Exercise instructions:
Express each line of the entries below as a JSON list of strings, one string per line, and leave out blank lines and the pictures.
— Start —
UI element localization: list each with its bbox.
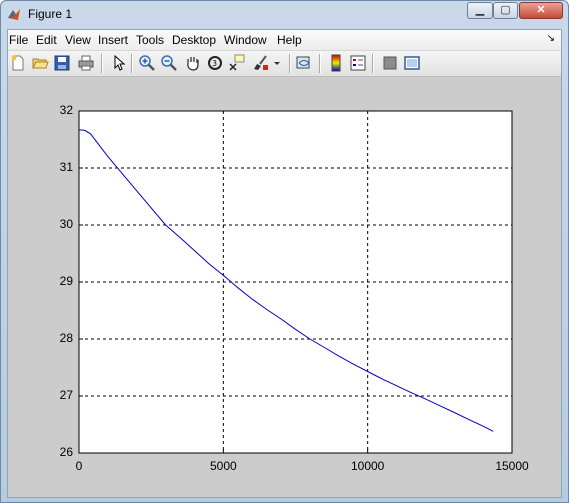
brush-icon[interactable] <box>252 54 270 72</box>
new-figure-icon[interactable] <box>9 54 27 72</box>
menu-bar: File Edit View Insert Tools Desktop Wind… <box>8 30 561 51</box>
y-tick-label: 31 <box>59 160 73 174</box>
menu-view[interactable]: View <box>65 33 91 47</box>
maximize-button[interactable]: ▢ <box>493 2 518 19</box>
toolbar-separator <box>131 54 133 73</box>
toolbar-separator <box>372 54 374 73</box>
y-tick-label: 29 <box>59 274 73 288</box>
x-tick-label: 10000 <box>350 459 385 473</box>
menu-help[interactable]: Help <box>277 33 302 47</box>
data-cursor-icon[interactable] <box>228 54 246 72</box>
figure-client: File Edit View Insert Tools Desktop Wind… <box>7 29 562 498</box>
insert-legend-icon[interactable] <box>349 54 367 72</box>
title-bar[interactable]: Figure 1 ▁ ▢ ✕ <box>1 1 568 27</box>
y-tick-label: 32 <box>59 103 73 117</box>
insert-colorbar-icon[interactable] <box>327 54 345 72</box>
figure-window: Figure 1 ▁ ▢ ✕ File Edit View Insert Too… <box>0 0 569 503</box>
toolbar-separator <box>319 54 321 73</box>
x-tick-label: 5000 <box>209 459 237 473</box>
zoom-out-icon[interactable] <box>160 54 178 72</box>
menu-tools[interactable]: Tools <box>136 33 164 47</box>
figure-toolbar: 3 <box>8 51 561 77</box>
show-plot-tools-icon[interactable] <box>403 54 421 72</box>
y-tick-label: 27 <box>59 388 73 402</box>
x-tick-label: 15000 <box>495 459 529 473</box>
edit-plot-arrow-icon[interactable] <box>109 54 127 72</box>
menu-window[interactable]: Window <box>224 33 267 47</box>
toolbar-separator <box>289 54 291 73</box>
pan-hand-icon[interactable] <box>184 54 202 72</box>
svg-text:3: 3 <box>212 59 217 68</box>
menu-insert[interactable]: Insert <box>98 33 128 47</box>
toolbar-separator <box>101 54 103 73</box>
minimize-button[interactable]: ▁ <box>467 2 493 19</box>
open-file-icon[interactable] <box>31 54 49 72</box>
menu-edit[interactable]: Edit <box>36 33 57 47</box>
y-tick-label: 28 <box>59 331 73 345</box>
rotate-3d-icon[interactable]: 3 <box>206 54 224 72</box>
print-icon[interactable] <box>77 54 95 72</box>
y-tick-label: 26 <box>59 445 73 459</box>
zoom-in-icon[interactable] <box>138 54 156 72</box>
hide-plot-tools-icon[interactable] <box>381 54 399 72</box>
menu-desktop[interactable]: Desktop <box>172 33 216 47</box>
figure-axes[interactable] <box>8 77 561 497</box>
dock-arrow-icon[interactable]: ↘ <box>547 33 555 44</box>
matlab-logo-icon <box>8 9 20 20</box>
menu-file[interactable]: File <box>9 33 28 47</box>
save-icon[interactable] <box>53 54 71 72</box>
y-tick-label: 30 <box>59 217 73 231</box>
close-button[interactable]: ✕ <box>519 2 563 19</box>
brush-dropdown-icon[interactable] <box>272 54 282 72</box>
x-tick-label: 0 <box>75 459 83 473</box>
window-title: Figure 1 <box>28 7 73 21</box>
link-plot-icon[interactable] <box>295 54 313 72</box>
— End —
Exercise solution:
[
  "UI element localization: list each with its bbox.",
  "brush-icon[interactable] <box>252 54 270 72</box>",
  "new-figure-icon[interactable] <box>9 54 27 72</box>",
  "menu-bar: File Edit View Insert Tools Desktop Wind… <box>8 30 561 51</box>",
  "y-tick-label: 31 <box>59 160 73 174</box>",
  "menu-view[interactable]: View <box>65 33 91 47</box>",
  "maximize-button[interactable]: ▢ <box>493 2 518 19</box>",
  "toolbar-separator <box>131 54 133 73</box>",
  "toolbar-separator <box>372 54 374 73</box>",
  "y-tick-label: 29 <box>59 274 73 288</box>",
  "x-tick-label: 10000 <box>350 459 385 473</box>",
  "menu-help[interactable]: Help <box>277 33 302 47</box>",
  "data-cursor-icon[interactable] <box>228 54 246 72</box>",
  "figure-client: File Edit View Insert Tools Desktop Wind… <box>7 29 562 498</box>",
  "insert-legend-icon[interactable] <box>349 54 367 72</box>",
  "title-bar[interactable]: Figure 1 ▁ ▢ ✕ <box>1 1 568 27</box>",
  "y-tick-label: 32 <box>59 103 73 117</box>",
  "insert-colorbar-icon[interactable] <box>327 54 345 72</box>",
  "figure-window: Figure 1 ▁ ▢ ✕ File Edit View Insert Too… <box>0 0 569 503</box>",
  "toolbar-separator <box>319 54 321 73</box>",
  "x-tick-label: 5000 <box>209 459 237 473</box>",
  "zoom-out-icon[interactable] <box>160 54 178 72</box>",
  "menu-tools[interactable]: Tools <box>136 33 164 47</box>",
  "figure-toolbar: 3 <box>8 51 561 77</box>",
  "show-plot-tools-icon[interactable] <box>403 54 421 72</box>",
  "y-tick-label: 27 <box>59 388 73 402</box>",
  "x-tick-label: 15000 <box>495 459 529 473</box>",
  "edit-plot-arrow-icon[interactable] <box>109 54 127 72</box>",
  "menu-window[interactable]: Window <box>224 33 267 47</box>",
  "toolbar-separator <box>289 54 291 73</box>",
  "pan-hand-icon[interactable] <box>184 54 202 72</box>",
  "svg-text:3: 3 <box>212 59 217 68</box>",
  "menu-insert[interactable]: Insert <box>98 33 128 47</box>",
  "toolbar-separator <box>101 54 103 73</box>",
  "minimize-button[interactable]: ▁ <box>467 2 493 19</box>",
  "open-file-icon[interactable] <box>31 54 49 72</box>",
  "menu-edit[interactable]: Edit <box>36 33 57 47</box>",
  "y-tick-label: 28 <box>59 331 73 345</box>",
  "rotate-3d-icon[interactable]: 3 <box>206 54 224 72</box>",
  "print-icon[interactable] <box>77 54 95 72</box>",
  "y-tick-label: 26 <box>59 445 73 459</box>",
  "zoom-in-icon[interactable] <box>138 54 156 72</box>",
  "hide-plot-tools-icon[interactable] <box>381 54 399 72</box>",
  "menu-desktop[interactable]: Desktop <box>172 33 216 47</box>",
  "figure-axes[interactable] <box>8 77 561 497</box>",
  "dock-arrow-icon[interactable]: ↘ <box>547 33 555 44</box>",
  "matlab-logo-icon <box>8 9 20 20</box>",
  "menu-file[interactable]: File <box>9 33 28 47</box>",
  "save-icon[interactable] <box>53 54 71 72</box>",
  "y-tick-label: 30 <box>59 217 73 231</box>",
  "close-button[interactable]: ✕ <box>519 2 563 19</box>",
  "brush-dropdown-icon[interactable] <box>272 54 282 72</box>",
  "x-tick-label: 0 <box>75 459 83 473</box>",
  "window-title: Figure 1 <box>28 7 73 21</box>",
  "link-plot-icon[interactable] <box>295 54 313 72</box>"
]